_What to produce_:
Extract the whole listing as it stands. Do not include the pictures.

_Given entries_:
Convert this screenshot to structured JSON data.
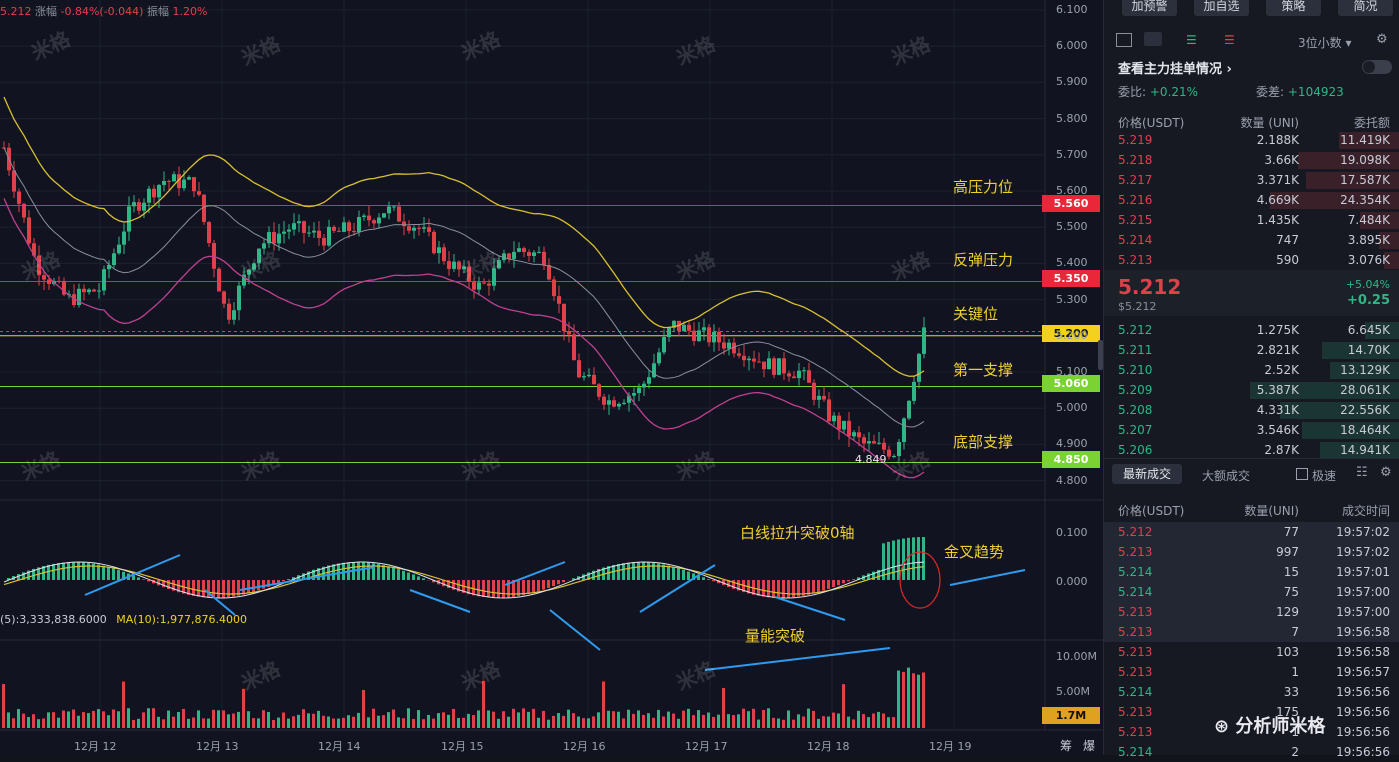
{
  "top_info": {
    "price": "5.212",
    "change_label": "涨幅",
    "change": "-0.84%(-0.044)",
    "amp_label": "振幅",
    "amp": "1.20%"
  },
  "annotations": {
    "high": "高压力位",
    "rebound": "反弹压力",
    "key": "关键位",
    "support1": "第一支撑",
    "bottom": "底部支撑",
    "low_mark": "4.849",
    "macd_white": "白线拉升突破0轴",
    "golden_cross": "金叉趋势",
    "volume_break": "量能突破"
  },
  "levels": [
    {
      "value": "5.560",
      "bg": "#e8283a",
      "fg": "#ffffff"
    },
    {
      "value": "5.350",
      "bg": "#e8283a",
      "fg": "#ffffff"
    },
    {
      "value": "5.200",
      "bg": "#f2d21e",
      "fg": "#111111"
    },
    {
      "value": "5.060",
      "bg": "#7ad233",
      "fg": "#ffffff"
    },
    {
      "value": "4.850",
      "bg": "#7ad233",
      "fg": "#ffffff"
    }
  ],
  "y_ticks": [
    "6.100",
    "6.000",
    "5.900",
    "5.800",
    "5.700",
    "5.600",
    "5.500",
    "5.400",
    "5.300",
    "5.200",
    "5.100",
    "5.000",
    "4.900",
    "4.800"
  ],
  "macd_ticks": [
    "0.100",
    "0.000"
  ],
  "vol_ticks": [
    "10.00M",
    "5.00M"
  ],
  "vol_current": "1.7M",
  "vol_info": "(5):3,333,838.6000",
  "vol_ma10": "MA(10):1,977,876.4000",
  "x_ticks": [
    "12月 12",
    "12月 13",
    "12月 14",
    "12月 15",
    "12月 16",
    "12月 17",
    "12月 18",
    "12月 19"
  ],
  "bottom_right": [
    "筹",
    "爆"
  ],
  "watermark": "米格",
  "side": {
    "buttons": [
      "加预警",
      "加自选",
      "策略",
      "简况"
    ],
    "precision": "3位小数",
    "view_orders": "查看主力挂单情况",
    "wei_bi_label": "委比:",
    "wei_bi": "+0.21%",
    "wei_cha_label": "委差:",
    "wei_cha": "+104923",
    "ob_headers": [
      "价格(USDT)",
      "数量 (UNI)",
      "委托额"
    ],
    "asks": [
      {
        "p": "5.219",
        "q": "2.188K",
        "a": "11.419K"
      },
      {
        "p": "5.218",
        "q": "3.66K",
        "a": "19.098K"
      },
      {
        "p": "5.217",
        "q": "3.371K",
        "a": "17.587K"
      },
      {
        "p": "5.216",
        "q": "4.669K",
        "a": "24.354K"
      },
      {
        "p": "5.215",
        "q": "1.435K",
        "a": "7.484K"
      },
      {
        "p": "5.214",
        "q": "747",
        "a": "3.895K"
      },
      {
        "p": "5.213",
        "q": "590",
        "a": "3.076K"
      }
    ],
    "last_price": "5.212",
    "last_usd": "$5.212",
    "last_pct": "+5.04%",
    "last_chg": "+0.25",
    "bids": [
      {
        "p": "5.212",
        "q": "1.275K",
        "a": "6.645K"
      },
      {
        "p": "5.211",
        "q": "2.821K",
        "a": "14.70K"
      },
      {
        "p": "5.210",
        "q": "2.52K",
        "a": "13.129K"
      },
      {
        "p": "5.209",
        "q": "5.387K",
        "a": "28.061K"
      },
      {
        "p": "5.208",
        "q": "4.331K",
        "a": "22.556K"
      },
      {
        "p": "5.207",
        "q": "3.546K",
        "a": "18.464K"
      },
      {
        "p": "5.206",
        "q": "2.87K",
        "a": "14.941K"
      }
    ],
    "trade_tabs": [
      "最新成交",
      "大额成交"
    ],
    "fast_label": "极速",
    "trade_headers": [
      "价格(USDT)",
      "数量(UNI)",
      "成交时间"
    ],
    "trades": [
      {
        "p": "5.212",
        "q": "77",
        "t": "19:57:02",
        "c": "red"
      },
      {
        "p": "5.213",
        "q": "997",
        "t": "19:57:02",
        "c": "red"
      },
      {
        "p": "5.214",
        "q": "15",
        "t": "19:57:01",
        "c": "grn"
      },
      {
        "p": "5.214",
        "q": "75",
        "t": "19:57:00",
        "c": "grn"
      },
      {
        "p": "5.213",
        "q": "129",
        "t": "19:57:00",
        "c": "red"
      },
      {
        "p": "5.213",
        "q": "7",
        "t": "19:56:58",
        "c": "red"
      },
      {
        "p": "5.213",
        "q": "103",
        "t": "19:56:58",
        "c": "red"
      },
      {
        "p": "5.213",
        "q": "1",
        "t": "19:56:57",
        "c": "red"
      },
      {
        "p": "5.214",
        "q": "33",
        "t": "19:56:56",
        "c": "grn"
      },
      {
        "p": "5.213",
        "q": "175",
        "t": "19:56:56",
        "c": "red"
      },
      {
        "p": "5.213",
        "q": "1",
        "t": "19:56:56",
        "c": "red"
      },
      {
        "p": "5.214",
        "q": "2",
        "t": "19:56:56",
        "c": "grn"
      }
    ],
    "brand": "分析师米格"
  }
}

_Task solution_:
Convert this screenshot to structured JSON data.
{
  "top_info": {
    "price": "5.212",
    "change_label": "涨幅",
    "change": "-0.84%(-0.044)",
    "amp_label": "振幅",
    "amp": "1.20%"
  },
  "annotations": {
    "high": "高压力位",
    "rebound": "反弹压力",
    "key": "关键位",
    "support1": "第一支撑",
    "bottom": "底部支撑",
    "low_mark": "4.849",
    "macd_white": "白线拉升突破0轴",
    "golden_cross": "金叉趋势",
    "volume_break": "量能突破"
  },
  "levels": [
    {
      "value": "5.560",
      "bg": "#e8283a",
      "fg": "#ffffff"
    },
    {
      "value": "5.350",
      "bg": "#e8283a",
      "fg": "#ffffff"
    },
    {
      "value": "5.200",
      "bg": "#f2d21e",
      "fg": "#111111"
    },
    {
      "value": "5.060",
      "bg": "#7ad233",
      "fg": "#ffffff"
    },
    {
      "value": "4.850",
      "bg": "#7ad233",
      "fg": "#ffffff"
    }
  ],
  "y_ticks": [
    "6.100",
    "6.000",
    "5.900",
    "5.800",
    "5.700",
    "5.600",
    "5.500",
    "5.400",
    "5.300",
    "5.200",
    "5.100",
    "5.000",
    "4.900",
    "4.800"
  ],
  "macd_ticks": [
    "0.100",
    "0.000"
  ],
  "vol_ticks": [
    "10.00M",
    "5.00M"
  ],
  "vol_current": "1.7M",
  "vol_info": "(5):3,333,838.6000",
  "vol_ma10": "MA(10):1,977,876.4000",
  "x_ticks": [
    "12月 12",
    "12月 13",
    "12月 14",
    "12月 15",
    "12月 16",
    "12月 17",
    "12月 18",
    "12月 19"
  ],
  "bottom_right": [
    "筹",
    "爆"
  ],
  "watermark": "米格",
  "side": {
    "buttons": [
      "加预警",
      "加自选",
      "策略",
      "简况"
    ],
    "precision": "3位小数",
    "view_orders": "查看主力挂单情况",
    "wei_bi_label": "委比:",
    "wei_bi": "+0.21%",
    "wei_cha_label": "委差:",
    "wei_cha": "+104923",
    "ob_headers": [
      "价格(USDT)",
      "数量 (UNI)",
      "委托额"
    ],
    "asks": [
      {
        "p": "5.219",
        "q": "2.188K",
        "a": "11.419K"
      },
      {
        "p": "5.218",
        "q": "3.66K",
        "a": "19.098K"
      },
      {
        "p": "5.217",
        "q": "3.371K",
        "a": "17.587K"
      },
      {
        "p": "5.216",
        "q": "4.669K",
        "a": "24.354K"
      },
      {
        "p": "5.215",
        "q": "1.435K",
        "a": "7.484K"
      },
      {
        "p": "5.214",
        "q": "747",
        "a": "3.895K"
      },
      {
        "p": "5.213",
        "q": "590",
        "a": "3.076K"
      }
    ],
    "last_price": "5.212",
    "last_usd": "$5.212",
    "last_pct": "+5.04%",
    "last_chg": "+0.25",
    "bids": [
      {
        "p": "5.212",
        "q": "1.275K",
        "a": "6.645K"
      },
      {
        "p": "5.211",
        "q": "2.821K",
        "a": "14.70K"
      },
      {
        "p": "5.210",
        "q": "2.52K",
        "a": "13.129K"
      },
      {
        "p": "5.209",
        "q": "5.387K",
        "a": "28.061K"
      },
      {
        "p": "5.208",
        "q": "4.331K",
        "a": "22.556K"
      },
      {
        "p": "5.207",
        "q": "3.546K",
        "a": "18.464K"
      },
      {
        "p": "5.206",
        "q": "2.87K",
        "a": "14.941K"
      }
    ],
    "trade_tabs": [
      "最新成交",
      "大额成交"
    ],
    "fast_label": "极速",
    "trade_headers": [
      "价格(USDT)",
      "数量(UNI)",
      "成交时间"
    ],
    "trades": [
      {
        "p": "5.212",
        "q": "77",
        "t": "19:57:02",
        "c": "red"
      },
      {
        "p": "5.213",
        "q": "997",
        "t": "19:57:02",
        "c": "red"
      },
      {
        "p": "5.214",
        "q": "15",
        "t": "19:57:01",
        "c": "grn"
      },
      {
        "p": "5.214",
        "q": "75",
        "t": "19:57:00",
        "c": "grn"
      },
      {
        "p": "5.213",
        "q": "129",
        "t": "19:57:00",
        "c": "red"
      },
      {
        "p": "5.213",
        "q": "7",
        "t": "19:56:58",
        "c": "red"
      },
      {
        "p": "5.213",
        "q": "103",
        "t": "19:56:58",
        "c": "red"
      },
      {
        "p": "5.213",
        "q": "1",
        "t": "19:56:57",
        "c": "red"
      },
      {
        "p": "5.214",
        "q": "33",
        "t": "19:56:56",
        "c": "grn"
      },
      {
        "p": "5.213",
        "q": "175",
        "t": "19:56:56",
        "c": "red"
      },
      {
        "p": "5.213",
        "q": "1",
        "t": "19:56:56",
        "c": "red"
      },
      {
        "p": "5.214",
        "q": "2",
        "t": "19:56:56",
        "c": "grn"
      }
    ],
    "brand": "分析师米格"
  }
}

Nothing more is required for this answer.